#### [Raw data]
——————————
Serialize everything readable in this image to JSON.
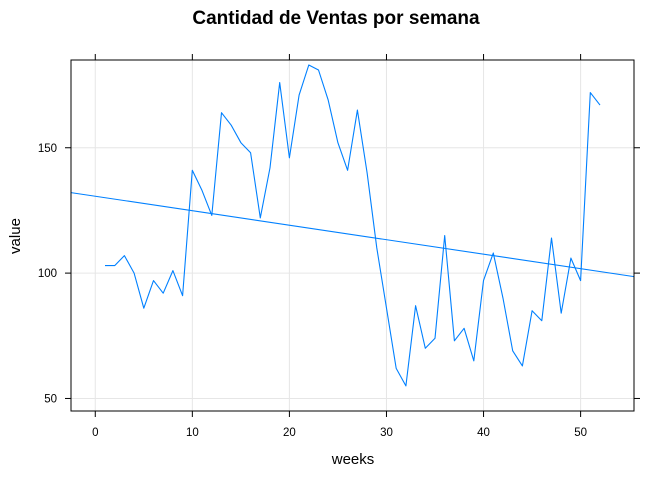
{
  "chart_data": {
    "type": "line",
    "title": "Cantidad de Ventas por semana",
    "xlabel": "weeks",
    "ylabel": "value",
    "xlim": [
      -2.5,
      55.5
    ],
    "ylim": [
      45,
      185
    ],
    "x_ticks": [
      0,
      10,
      20,
      30,
      40,
      50
    ],
    "y_ticks": [
      50,
      100,
      150
    ],
    "grid": true,
    "series": [
      {
        "color": "#0080ff",
        "x": [
          1,
          2,
          3,
          4,
          5,
          6,
          7,
          8,
          9,
          10,
          11,
          12,
          13,
          14,
          15,
          16,
          17,
          18,
          19,
          20,
          21,
          22,
          23,
          24,
          25,
          26,
          27,
          28,
          29,
          30,
          31,
          32,
          33,
          34,
          35,
          36,
          37,
          38,
          39,
          40,
          41,
          42,
          43,
          44,
          45,
          46,
          47,
          48,
          49,
          50,
          51,
          52
        ],
        "values": [
          103,
          103,
          107,
          100,
          86,
          97,
          92,
          101,
          91,
          141,
          133,
          123,
          164,
          159,
          152,
          148,
          122,
          142,
          176,
          146,
          171,
          183,
          181,
          169,
          152,
          141,
          165,
          140,
          110,
          86,
          62,
          55,
          87,
          70,
          74,
          115,
          73,
          78,
          65,
          97,
          108,
          90,
          69,
          63,
          85,
          81,
          114,
          84,
          106,
          97,
          172,
          167
        ]
      }
    ],
    "trend_line": {
      "color": "#0080ff",
      "x": [
        -2.5,
        55.5
      ],
      "values": [
        132.1,
        98.6
      ]
    }
  }
}
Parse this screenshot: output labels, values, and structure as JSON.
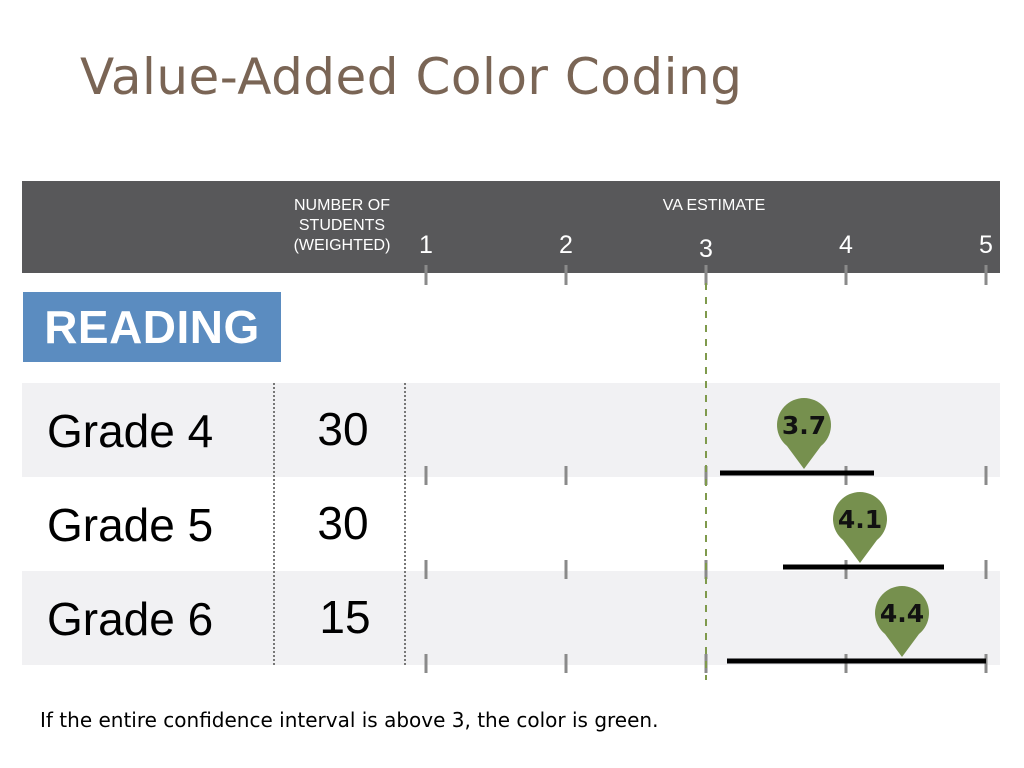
——————————
#### [Objective]
Transcribe the material exactly, and leave out whatever pictures it holds.

#### [Answer to the task]
Serialize everything readable in this image to JSON.
{
  "chart_data": {
    "type": "line",
    "title": "Cantidad de Ventas por semana",
    "xlabel": "weeks",
    "ylabel": "value",
    "xlim": [
      -2.5,
      55.5
    ],
    "ylim": [
      45,
      185
    ],
    "x_ticks": [
      0,
      10,
      20,
      30,
      40,
      50
    ],
    "y_ticks": [
      50,
      100,
      150
    ],
    "grid": true,
    "series": [
      {
        "color": "#0080ff",
        "x": [
          1,
          2,
          3,
          4,
          5,
          6,
          7,
          8,
          9,
          10,
          11,
          12,
          13,
          14,
          15,
          16,
          17,
          18,
          19,
          20,
          21,
          22,
          23,
          24,
          25,
          26,
          27,
          28,
          29,
          30,
          31,
          32,
          33,
          34,
          35,
          36,
          37,
          38,
          39,
          40,
          41,
          42,
          43,
          44,
          45,
          46,
          47,
          48,
          49,
          50,
          51,
          52
        ],
        "values": [
          103,
          103,
          107,
          100,
          86,
          97,
          92,
          101,
          91,
          141,
          133,
          123,
          164,
          159,
          152,
          148,
          122,
          142,
          176,
          146,
          171,
          183,
          181,
          169,
          152,
          141,
          165,
          140,
          110,
          86,
          62,
          55,
          87,
          70,
          74,
          115,
          73,
          78,
          65,
          97,
          108,
          90,
          69,
          63,
          85,
          81,
          114,
          84,
          106,
          97,
          172,
          167
        ]
      }
    ],
    "trend_line": {
      "color": "#0080ff",
      "x": [
        -2.5,
        55.5
      ],
      "values": [
        132.1,
        98.6
      ]
    }
  }
}
Parse this screenshot: output labels, values, and structure as JSON.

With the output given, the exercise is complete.